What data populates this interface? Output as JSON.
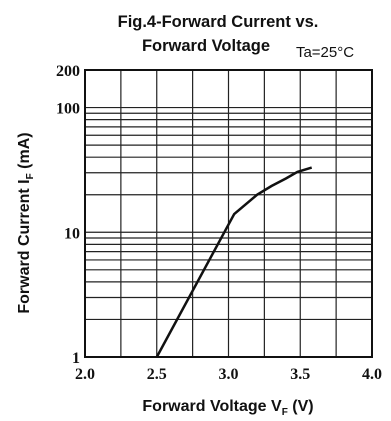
{
  "chart_data": {
    "type": "line",
    "title_line1": "Fig.4-Forward Current vs.",
    "title_line2": "Forward Voltage",
    "condition": "Ta=25°C",
    "xlabel_main": "Forward Voltage  V",
    "xlabel_sub": "F",
    "xlabel_unit": " (V)",
    "ylabel_main": "Forward Current   I",
    "ylabel_sub": "F",
    "ylabel_unit": " (mA)",
    "x_scale": "linear",
    "y_scale": "log",
    "xlim": [
      2.0,
      4.0
    ],
    "ylim": [
      1,
      200
    ],
    "x_ticks": [
      "2.0",
      "2.5",
      "3.0",
      "3.5",
      "4.0"
    ],
    "y_ticks": [
      "1",
      "10",
      "100",
      "200"
    ],
    "grid": true,
    "series": [
      {
        "x": [
          2.5,
          3.04,
          3.2,
          3.3,
          3.4,
          3.48,
          3.58
        ],
        "y": [
          1,
          14,
          20,
          23.5,
          27,
          30.5,
          33
        ]
      }
    ]
  }
}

• _Short problem_
Write out the listing word for word, omitting the pictures it holds.

• _Answer to the problem_
What data populates this interface? Output as JSON.
{
  "chart_data": {
    "type": "line",
    "title_line1": "Fig.4-Forward Current vs.",
    "title_line2": "Forward Voltage",
    "condition": "Ta=25°C",
    "xlabel_main": "Forward Voltage  V",
    "xlabel_sub": "F",
    "xlabel_unit": " (V)",
    "ylabel_main": "Forward Current   I",
    "ylabel_sub": "F",
    "ylabel_unit": " (mA)",
    "x_scale": "linear",
    "y_scale": "log",
    "xlim": [
      2.0,
      4.0
    ],
    "ylim": [
      1,
      200
    ],
    "x_ticks": [
      "2.0",
      "2.5",
      "3.0",
      "3.5",
      "4.0"
    ],
    "y_ticks": [
      "1",
      "10",
      "100",
      "200"
    ],
    "grid": true,
    "series": [
      {
        "x": [
          2.5,
          3.04,
          3.2,
          3.3,
          3.4,
          3.48,
          3.58
        ],
        "y": [
          1,
          14,
          20,
          23.5,
          27,
          30.5,
          33
        ]
      }
    ]
  }
}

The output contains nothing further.